Task details: Please copy each line of the listing that includes the string "RPGN".
Segment Start: Supplied data
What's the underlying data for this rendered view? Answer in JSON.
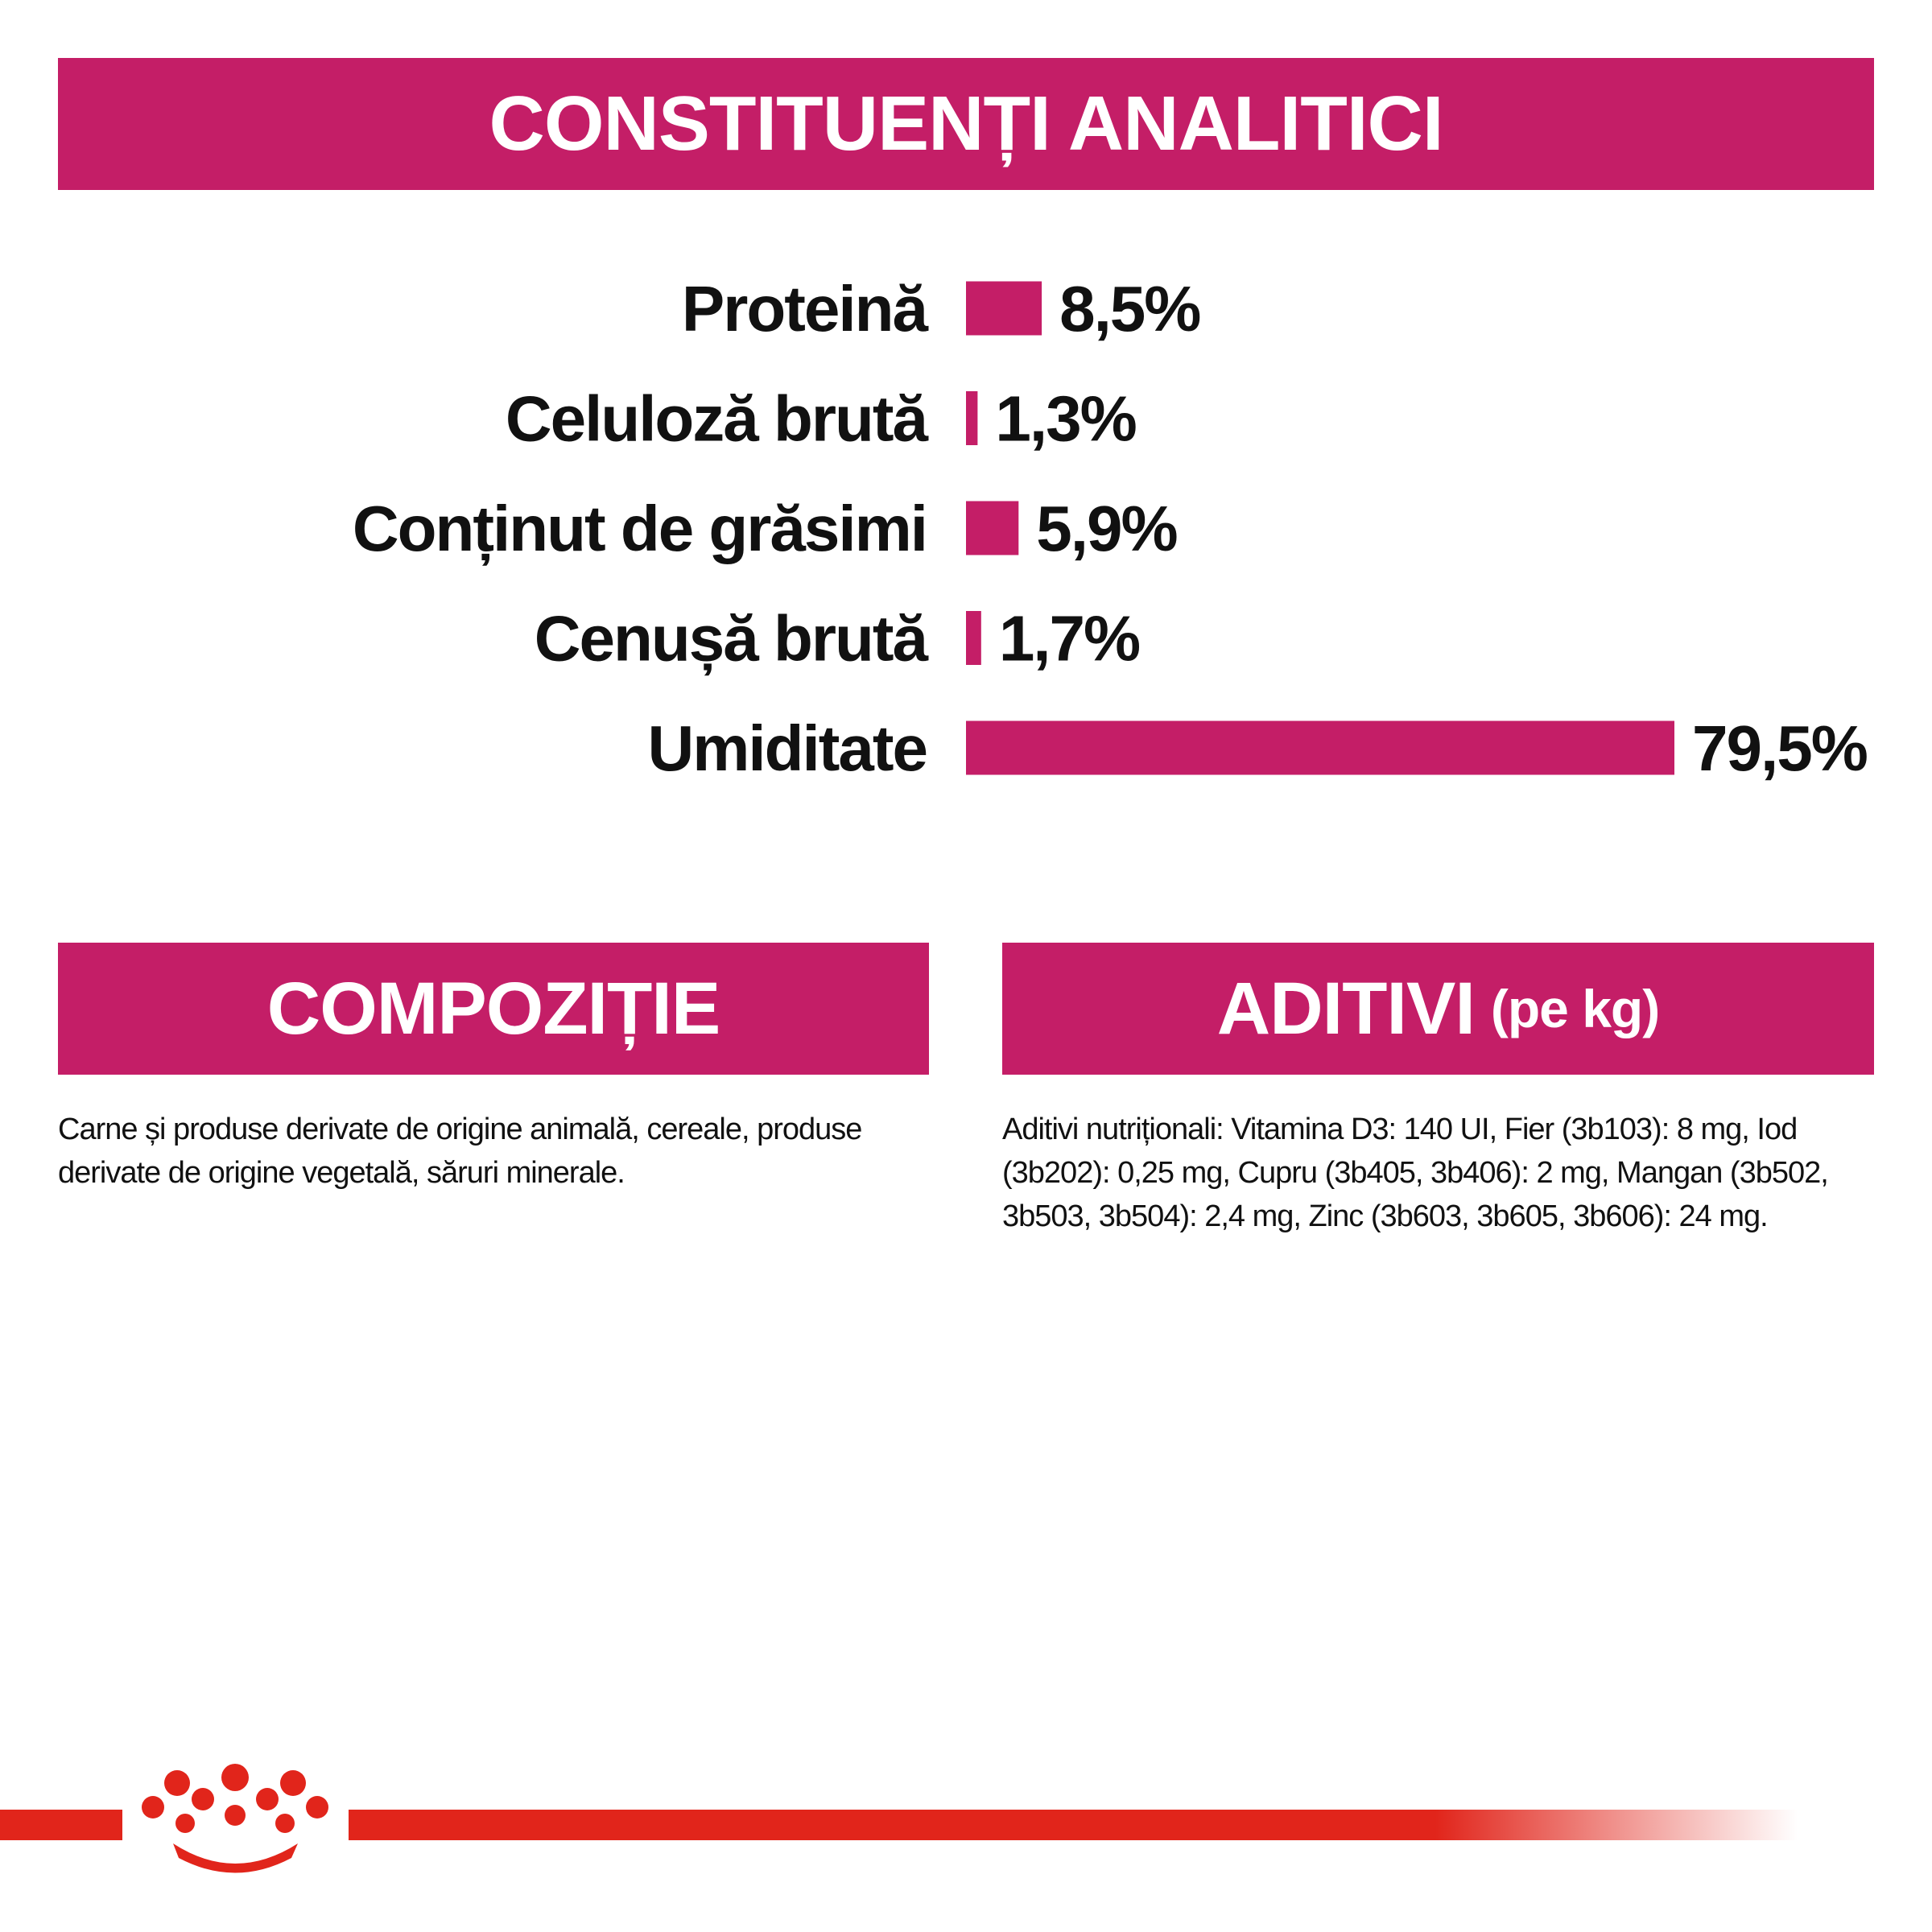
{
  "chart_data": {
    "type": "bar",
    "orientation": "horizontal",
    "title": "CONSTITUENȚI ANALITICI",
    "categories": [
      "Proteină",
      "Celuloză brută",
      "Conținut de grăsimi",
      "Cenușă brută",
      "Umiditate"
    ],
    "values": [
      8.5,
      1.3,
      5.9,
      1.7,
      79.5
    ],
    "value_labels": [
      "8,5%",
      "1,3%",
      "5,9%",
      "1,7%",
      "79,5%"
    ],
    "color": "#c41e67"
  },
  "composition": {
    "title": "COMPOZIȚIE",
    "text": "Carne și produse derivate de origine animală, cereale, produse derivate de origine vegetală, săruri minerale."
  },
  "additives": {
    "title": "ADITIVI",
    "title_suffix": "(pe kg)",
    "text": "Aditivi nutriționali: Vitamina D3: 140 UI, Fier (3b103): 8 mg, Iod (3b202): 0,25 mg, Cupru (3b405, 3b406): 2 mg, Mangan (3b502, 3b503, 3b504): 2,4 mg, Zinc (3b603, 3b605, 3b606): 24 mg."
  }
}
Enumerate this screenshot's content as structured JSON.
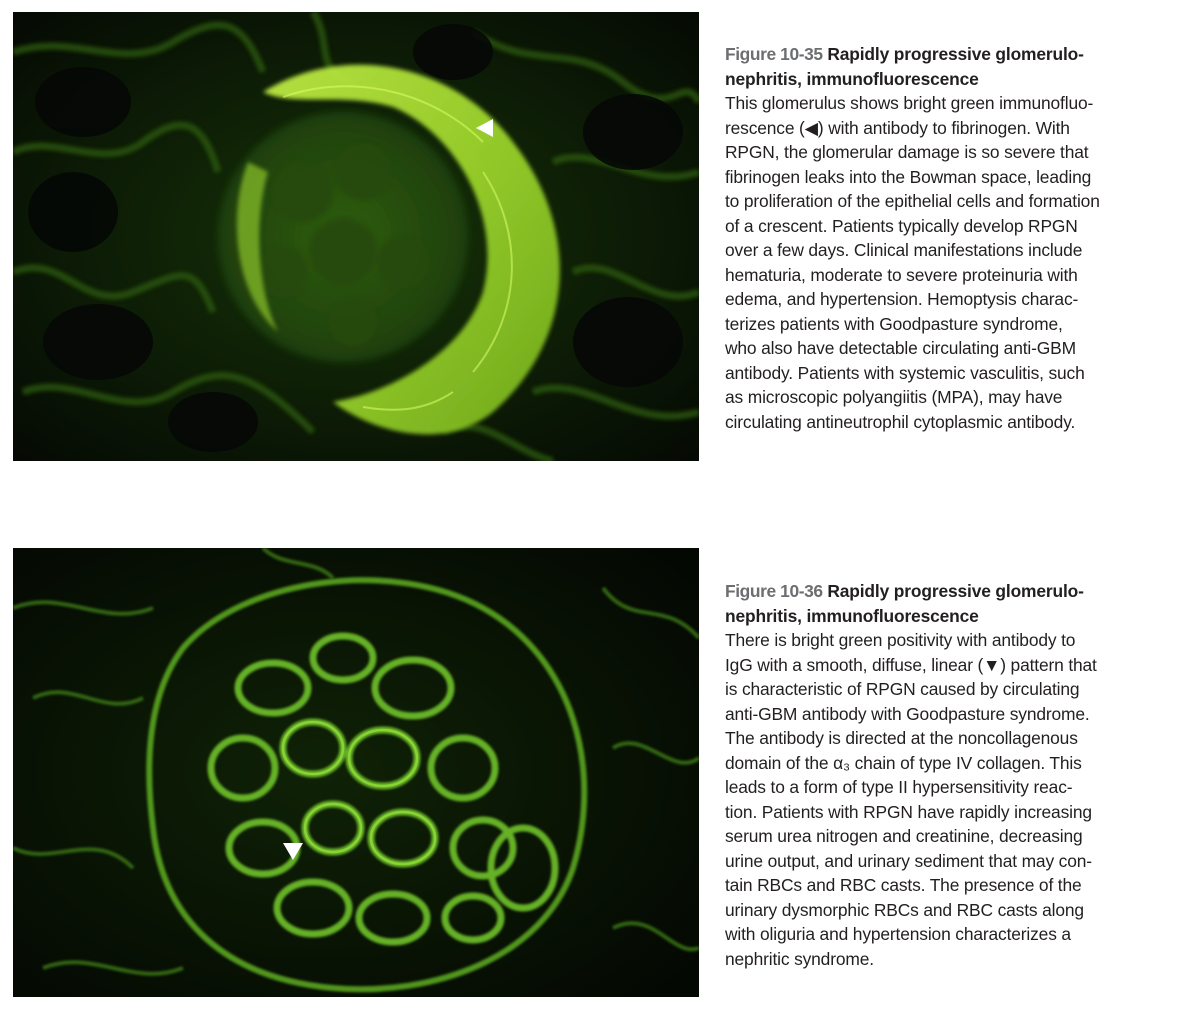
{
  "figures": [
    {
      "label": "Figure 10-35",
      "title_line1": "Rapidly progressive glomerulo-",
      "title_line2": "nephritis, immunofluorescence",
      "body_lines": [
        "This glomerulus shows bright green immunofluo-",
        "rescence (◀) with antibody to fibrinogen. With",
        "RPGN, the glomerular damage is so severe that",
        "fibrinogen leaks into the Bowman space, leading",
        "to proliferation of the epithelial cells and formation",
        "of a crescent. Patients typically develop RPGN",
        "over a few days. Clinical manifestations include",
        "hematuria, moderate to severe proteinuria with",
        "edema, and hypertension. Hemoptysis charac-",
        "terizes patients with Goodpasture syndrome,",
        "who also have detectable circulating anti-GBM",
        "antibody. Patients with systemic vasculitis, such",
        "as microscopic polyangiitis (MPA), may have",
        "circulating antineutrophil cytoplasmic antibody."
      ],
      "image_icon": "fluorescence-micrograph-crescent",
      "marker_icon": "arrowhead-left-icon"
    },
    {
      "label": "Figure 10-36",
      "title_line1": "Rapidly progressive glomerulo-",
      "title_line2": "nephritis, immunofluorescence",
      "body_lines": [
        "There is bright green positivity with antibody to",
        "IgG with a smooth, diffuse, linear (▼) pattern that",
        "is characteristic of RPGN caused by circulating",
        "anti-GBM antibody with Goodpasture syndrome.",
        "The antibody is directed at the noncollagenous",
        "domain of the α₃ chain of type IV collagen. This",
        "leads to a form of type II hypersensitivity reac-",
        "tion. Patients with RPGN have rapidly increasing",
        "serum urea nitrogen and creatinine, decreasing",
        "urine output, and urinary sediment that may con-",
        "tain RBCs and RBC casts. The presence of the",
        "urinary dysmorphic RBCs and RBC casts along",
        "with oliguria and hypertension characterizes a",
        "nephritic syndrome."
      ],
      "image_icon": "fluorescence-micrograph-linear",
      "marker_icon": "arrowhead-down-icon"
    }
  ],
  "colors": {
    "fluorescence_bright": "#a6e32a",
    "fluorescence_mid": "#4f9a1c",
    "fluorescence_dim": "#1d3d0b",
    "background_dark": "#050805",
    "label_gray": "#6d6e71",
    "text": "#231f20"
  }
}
Segment End: Supplied data
Response to this exercise:
        "RPGN, the glomerular damage is so severe that",
        "of a crescent. Patients typically develop RPGN",
        "is characteristic of RPGN caused by circulating",
        "tion. Patients with RPGN have rapidly increasing",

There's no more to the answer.